>> start Data section
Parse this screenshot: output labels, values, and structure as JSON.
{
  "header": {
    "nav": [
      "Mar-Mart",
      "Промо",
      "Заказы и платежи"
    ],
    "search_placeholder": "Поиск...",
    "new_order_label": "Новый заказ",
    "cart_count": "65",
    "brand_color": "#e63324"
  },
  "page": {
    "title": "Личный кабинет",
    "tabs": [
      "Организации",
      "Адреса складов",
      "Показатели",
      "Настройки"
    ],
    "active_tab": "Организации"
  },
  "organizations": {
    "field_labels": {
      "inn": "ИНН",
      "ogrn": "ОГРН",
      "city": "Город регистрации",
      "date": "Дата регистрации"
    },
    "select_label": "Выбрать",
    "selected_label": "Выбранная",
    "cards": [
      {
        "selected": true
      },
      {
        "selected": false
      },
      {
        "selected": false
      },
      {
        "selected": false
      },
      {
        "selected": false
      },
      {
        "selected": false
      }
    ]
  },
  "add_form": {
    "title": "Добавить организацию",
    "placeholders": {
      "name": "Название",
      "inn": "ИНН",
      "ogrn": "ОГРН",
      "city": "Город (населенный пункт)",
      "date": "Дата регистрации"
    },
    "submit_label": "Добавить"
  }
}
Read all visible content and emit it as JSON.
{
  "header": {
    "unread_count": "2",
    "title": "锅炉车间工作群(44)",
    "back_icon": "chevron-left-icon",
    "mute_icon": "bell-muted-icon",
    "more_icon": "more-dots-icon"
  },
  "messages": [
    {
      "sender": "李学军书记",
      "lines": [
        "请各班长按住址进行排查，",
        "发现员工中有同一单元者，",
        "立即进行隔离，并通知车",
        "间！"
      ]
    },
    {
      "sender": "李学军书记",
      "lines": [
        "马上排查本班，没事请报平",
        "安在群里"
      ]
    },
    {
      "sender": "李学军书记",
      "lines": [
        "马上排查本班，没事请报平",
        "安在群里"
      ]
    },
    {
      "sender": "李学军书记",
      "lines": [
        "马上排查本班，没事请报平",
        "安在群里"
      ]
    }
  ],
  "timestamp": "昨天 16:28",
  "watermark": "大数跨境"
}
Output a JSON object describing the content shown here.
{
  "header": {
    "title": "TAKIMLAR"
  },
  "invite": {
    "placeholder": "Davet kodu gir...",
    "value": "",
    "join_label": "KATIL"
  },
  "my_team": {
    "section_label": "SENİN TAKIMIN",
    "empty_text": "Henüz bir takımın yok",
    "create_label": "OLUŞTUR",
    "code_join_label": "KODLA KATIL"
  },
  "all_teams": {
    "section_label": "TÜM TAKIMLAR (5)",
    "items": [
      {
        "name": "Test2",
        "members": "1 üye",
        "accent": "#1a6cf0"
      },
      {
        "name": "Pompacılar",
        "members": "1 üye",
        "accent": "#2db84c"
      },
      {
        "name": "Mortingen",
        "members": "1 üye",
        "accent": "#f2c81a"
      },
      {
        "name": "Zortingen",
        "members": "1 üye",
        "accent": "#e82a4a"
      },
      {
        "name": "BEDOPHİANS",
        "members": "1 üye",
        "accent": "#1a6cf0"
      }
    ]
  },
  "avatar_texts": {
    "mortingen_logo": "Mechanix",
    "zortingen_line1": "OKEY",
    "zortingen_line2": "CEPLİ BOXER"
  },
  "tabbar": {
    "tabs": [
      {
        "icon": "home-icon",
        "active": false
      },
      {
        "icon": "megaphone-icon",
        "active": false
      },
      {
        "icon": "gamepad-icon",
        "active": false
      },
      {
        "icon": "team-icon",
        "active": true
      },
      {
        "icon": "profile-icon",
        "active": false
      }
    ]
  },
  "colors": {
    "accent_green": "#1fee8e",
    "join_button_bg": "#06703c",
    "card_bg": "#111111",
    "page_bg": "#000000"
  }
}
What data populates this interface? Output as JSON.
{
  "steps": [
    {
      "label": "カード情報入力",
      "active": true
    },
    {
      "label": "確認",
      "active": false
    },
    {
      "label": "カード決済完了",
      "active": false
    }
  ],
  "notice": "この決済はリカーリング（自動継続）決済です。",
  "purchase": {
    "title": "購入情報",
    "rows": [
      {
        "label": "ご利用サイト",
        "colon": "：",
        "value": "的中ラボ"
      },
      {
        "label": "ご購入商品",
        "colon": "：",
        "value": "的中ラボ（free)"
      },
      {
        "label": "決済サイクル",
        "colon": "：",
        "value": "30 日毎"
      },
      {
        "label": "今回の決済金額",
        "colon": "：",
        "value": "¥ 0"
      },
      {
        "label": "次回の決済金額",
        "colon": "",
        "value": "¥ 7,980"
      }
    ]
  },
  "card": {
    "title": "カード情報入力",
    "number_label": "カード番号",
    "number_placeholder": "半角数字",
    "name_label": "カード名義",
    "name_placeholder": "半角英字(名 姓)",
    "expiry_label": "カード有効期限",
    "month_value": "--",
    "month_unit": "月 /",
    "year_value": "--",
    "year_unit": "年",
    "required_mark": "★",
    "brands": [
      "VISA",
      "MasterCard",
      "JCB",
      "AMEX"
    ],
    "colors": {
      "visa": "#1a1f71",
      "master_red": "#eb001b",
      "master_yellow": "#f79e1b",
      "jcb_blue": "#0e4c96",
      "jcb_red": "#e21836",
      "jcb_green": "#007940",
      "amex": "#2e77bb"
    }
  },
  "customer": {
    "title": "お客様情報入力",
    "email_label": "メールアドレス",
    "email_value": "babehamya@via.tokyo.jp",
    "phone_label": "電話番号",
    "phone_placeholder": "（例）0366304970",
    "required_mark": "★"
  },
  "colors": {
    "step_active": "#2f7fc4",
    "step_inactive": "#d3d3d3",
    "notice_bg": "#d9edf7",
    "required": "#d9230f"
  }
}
>> end Data section
Given request: Using the records above, select and copy every line that has the word "this".

Response to the exercise:
Parse this screenshot: output labels, values, and structure as JSON.
What data populates this interface? Output as JSON.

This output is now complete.